» MATERIAL FOR THE TASK

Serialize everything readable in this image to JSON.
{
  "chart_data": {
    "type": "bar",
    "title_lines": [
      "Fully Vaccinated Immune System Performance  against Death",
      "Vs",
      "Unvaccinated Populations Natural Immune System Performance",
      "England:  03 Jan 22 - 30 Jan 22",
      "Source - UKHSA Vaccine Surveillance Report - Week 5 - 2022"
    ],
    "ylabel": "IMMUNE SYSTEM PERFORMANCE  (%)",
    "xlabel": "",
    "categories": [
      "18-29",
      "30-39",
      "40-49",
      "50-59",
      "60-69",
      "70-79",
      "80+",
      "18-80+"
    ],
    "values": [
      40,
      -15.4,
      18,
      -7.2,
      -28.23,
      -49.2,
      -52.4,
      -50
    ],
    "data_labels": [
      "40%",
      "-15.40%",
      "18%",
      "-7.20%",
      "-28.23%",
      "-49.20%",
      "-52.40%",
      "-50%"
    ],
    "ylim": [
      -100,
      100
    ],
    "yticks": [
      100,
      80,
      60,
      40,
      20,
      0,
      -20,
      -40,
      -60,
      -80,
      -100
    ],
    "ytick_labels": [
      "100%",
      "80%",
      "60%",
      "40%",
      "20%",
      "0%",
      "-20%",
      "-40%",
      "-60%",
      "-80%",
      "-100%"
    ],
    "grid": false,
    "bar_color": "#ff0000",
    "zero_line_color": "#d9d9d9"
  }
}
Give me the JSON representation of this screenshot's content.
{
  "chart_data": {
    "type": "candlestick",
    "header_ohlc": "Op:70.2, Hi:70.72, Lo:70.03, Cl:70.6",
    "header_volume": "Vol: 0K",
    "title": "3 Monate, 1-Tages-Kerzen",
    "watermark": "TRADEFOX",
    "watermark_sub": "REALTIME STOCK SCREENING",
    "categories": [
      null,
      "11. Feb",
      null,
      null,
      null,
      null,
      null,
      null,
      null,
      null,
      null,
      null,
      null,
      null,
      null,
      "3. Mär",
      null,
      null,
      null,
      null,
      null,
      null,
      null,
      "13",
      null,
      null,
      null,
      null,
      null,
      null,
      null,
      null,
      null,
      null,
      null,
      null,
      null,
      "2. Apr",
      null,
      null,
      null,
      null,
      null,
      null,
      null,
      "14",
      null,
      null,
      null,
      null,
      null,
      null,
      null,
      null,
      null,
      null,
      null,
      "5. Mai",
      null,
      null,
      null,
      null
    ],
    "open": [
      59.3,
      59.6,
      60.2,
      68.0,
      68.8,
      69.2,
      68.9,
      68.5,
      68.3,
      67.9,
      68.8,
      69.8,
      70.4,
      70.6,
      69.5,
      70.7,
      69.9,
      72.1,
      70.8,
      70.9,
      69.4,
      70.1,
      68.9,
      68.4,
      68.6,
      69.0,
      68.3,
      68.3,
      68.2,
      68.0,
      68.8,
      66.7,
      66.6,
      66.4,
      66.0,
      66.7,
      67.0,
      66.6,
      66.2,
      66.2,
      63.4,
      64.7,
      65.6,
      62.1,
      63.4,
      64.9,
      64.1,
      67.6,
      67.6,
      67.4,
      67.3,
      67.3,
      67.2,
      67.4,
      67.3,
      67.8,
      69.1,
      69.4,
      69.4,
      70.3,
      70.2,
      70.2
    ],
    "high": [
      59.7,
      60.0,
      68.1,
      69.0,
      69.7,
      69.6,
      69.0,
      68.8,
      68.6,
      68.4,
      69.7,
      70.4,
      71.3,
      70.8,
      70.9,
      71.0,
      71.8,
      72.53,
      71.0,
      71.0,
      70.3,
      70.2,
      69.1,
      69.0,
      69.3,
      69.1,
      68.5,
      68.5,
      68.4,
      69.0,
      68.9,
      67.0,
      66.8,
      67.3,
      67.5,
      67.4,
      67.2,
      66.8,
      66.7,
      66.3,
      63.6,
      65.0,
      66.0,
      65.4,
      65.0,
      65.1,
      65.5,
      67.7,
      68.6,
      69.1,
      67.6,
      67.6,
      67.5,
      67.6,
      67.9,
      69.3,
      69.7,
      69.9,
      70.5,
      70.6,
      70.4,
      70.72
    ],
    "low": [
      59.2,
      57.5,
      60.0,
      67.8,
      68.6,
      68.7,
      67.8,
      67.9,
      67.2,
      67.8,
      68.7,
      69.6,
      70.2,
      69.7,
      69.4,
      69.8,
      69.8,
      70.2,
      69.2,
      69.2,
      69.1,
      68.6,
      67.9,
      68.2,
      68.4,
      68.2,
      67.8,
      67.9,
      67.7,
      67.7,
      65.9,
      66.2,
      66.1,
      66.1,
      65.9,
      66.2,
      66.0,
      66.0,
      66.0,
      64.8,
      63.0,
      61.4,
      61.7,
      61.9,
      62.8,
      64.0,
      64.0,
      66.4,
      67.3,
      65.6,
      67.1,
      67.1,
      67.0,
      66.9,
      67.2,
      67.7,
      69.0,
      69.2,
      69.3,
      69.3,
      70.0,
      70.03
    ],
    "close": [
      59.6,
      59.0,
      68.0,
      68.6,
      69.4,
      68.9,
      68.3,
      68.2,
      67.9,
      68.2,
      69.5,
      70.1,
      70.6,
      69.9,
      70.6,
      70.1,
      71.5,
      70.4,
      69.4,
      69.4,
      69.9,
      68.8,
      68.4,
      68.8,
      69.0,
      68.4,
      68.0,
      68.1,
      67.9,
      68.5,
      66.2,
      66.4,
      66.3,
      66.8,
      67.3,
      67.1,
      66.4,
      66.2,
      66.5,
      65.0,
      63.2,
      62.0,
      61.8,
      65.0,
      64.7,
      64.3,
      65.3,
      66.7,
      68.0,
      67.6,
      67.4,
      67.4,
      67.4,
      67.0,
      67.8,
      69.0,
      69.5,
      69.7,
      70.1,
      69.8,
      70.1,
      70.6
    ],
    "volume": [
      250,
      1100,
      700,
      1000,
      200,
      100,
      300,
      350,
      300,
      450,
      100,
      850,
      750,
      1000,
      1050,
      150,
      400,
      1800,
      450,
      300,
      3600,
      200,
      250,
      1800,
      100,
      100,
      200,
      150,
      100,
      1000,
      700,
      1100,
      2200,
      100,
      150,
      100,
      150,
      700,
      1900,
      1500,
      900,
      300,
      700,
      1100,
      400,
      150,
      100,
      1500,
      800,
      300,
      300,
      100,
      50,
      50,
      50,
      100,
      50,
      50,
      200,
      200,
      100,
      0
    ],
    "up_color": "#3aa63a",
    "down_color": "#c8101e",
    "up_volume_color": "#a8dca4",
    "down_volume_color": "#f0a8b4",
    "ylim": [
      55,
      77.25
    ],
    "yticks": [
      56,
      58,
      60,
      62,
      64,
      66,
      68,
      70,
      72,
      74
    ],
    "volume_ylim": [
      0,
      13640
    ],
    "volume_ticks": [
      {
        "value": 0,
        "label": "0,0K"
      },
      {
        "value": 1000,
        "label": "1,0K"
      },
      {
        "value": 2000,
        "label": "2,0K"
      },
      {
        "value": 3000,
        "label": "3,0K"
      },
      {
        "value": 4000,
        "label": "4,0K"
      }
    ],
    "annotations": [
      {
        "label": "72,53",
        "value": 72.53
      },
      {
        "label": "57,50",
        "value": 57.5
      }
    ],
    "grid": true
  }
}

» OBJECTIVE
Reproduce the entries above in full by retyping them exactly.

» WRITTEN REPLY
Serialize everything readable in this image to JSON.
{
  "chart_data": {
    "type": "bar",
    "title_lines": [
      "Fully Vaccinated Immune System Performance  against Death",
      "Vs",
      "Unvaccinated Populations Natural Immune System Performance",
      "England:  03 Jan 22 - 30 Jan 22",
      "Source - UKHSA Vaccine Surveillance Report - Week 5 - 2022"
    ],
    "ylabel": "IMMUNE SYSTEM PERFORMANCE  (%)",
    "xlabel": "",
    "categories": [
      "18-29",
      "30-39",
      "40-49",
      "50-59",
      "60-69",
      "70-79",
      "80+",
      "18-80+"
    ],
    "values": [
      40,
      -15.4,
      18,
      -7.2,
      -28.23,
      -49.2,
      -52.4,
      -50
    ],
    "data_labels": [
      "40%",
      "-15.40%",
      "18%",
      "-7.20%",
      "-28.23%",
      "-49.20%",
      "-52.40%",
      "-50%"
    ],
    "ylim": [
      -100,
      100
    ],
    "yticks": [
      100,
      80,
      60,
      40,
      20,
      0,
      -20,
      -40,
      -60,
      -80,
      -100
    ],
    "ytick_labels": [
      "100%",
      "80%",
      "60%",
      "40%",
      "20%",
      "0%",
      "-20%",
      "-40%",
      "-60%",
      "-80%",
      "-100%"
    ],
    "grid": false,
    "bar_color": "#ff0000",
    "zero_line_color": "#d9d9d9"
  }
}
Give me the JSON representation of this screenshot's content.
{
  "chart_data": {
    "type": "candlestick",
    "header_ohlc": "Op:70.2, Hi:70.72, Lo:70.03, Cl:70.6",
    "header_volume": "Vol: 0K",
    "title": "3 Monate, 1-Tages-Kerzen",
    "watermark": "TRADEFOX",
    "watermark_sub": "REALTIME STOCK SCREENING",
    "categories": [
      null,
      "11. Feb",
      null,
      null,
      null,
      null,
      null,
      null,
      null,
      null,
      null,
      null,
      null,
      null,
      null,
      "3. Mär",
      null,
      null,
      null,
      null,
      null,
      null,
      null,
      "13",
      null,
      null,
      null,
      null,
      null,
      null,
      null,
      null,
      null,
      null,
      null,
      null,
      null,
      "2. Apr",
      null,
      null,
      null,
      null,
      null,
      null,
      null,
      "14",
      null,
      null,
      null,
      null,
      null,
      null,
      null,
      null,
      null,
      null,
      null,
      "5. Mai",
      null,
      null,
      null,
      null
    ],
    "open": [
      59.3,
      59.6,
      60.2,
      68.0,
      68.8,
      69.2,
      68.9,
      68.5,
      68.3,
      67.9,
      68.8,
      69.8,
      70.4,
      70.6,
      69.5,
      70.7,
      69.9,
      72.1,
      70.8,
      70.9,
      69.4,
      70.1,
      68.9,
      68.4,
      68.6,
      69.0,
      68.3,
      68.3,
      68.2,
      68.0,
      68.8,
      66.7,
      66.6,
      66.4,
      66.0,
      66.7,
      67.0,
      66.6,
      66.2,
      66.2,
      63.4,
      64.7,
      65.6,
      62.1,
      63.4,
      64.9,
      64.1,
      67.6,
      67.6,
      67.4,
      67.3,
      67.3,
      67.2,
      67.4,
      67.3,
      67.8,
      69.1,
      69.4,
      69.4,
      70.3,
      70.2,
      70.2
    ],
    "high": [
      59.7,
      60.0,
      68.1,
      69.0,
      69.7,
      69.6,
      69.0,
      68.8,
      68.6,
      68.4,
      69.7,
      70.4,
      71.3,
      70.8,
      70.9,
      71.0,
      71.8,
      72.53,
      71.0,
      71.0,
      70.3,
      70.2,
      69.1,
      69.0,
      69.3,
      69.1,
      68.5,
      68.5,
      68.4,
      69.0,
      68.9,
      67.0,
      66.8,
      67.3,
      67.5,
      67.4,
      67.2,
      66.8,
      66.7,
      66.3,
      63.6,
      65.0,
      66.0,
      65.4,
      65.0,
      65.1,
      65.5,
      67.7,
      68.6,
      69.1,
      67.6,
      67.6,
      67.5,
      67.6,
      67.9,
      69.3,
      69.7,
      69.9,
      70.5,
      70.6,
      70.4,
      70.72
    ],
    "low": [
      59.2,
      57.5,
      60.0,
      67.8,
      68.6,
      68.7,
      67.8,
      67.9,
      67.2,
      67.8,
      68.7,
      69.6,
      70.2,
      69.7,
      69.4,
      69.8,
      69.8,
      70.2,
      69.2,
      69.2,
      69.1,
      68.6,
      67.9,
      68.2,
      68.4,
      68.2,
      67.8,
      67.9,
      67.7,
      67.7,
      65.9,
      66.2,
      66.1,
      66.1,
      65.9,
      66.2,
      66.0,
      66.0,
      66.0,
      64.8,
      63.0,
      61.4,
      61.7,
      61.9,
      62.8,
      64.0,
      64.0,
      66.4,
      67.3,
      65.6,
      67.1,
      67.1,
      67.0,
      66.9,
      67.2,
      67.7,
      69.0,
      69.2,
      69.3,
      69.3,
      70.0,
      70.03
    ],
    "close": [
      59.6,
      59.0,
      68.0,
      68.6,
      69.4,
      68.9,
      68.3,
      68.2,
      67.9,
      68.2,
      69.5,
      70.1,
      70.6,
      69.9,
      70.6,
      70.1,
      71.5,
      70.4,
      69.4,
      69.4,
      69.9,
      68.8,
      68.4,
      68.8,
      69.0,
      68.4,
      68.0,
      68.1,
      67.9,
      68.5,
      66.2,
      66.4,
      66.3,
      66.8,
      67.3,
      67.1,
      66.4,
      66.2,
      66.5,
      65.0,
      63.2,
      62.0,
      61.8,
      65.0,
      64.7,
      64.3,
      65.3,
      66.7,
      68.0,
      67.6,
      67.4,
      67.4,
      67.4,
      67.0,
      67.8,
      69.0,
      69.5,
      69.7,
      70.1,
      69.8,
      70.1,
      70.6
    ],
    "volume": [
      250,
      1100,
      700,
      1000,
      200,
      100,
      300,
      350,
      300,
      450,
      100,
      850,
      750,
      1000,
      1050,
      150,
      400,
      1800,
      450,
      300,
      3600,
      200,
      250,
      1800,
      100,
      100,
      200,
      150,
      100,
      1000,
      700,
      1100,
      2200,
      100,
      150,
      100,
      150,
      700,
      1900,
      1500,
      900,
      300,
      700,
      1100,
      400,
      150,
      100,
      1500,
      800,
      300,
      300,
      100,
      50,
      50,
      50,
      100,
      50,
      50,
      200,
      200,
      100,
      0
    ],
    "up_color": "#3aa63a",
    "down_color": "#c8101e",
    "up_volume_color": "#a8dca4",
    "down_volume_color": "#f0a8b4",
    "ylim": [
      55,
      77.25
    ],
    "yticks": [
      56,
      58,
      60,
      62,
      64,
      66,
      68,
      70,
      72,
      74
    ],
    "volume_ylim": [
      0,
      13640
    ],
    "volume_ticks": [
      {
        "value": 0,
        "label": "0,0K"
      },
      {
        "value": 1000,
        "label": "1,0K"
      },
      {
        "value": 2000,
        "label": "2,0K"
      },
      {
        "value": 3000,
        "label": "3,0K"
      },
      {
        "value": 4000,
        "label": "4,0K"
      }
    ],
    "annotations": [
      {
        "label": "72,53",
        "value": 72.53
      },
      {
        "label": "57,50",
        "value": 57.5
      }
    ],
    "grid": true
  }
}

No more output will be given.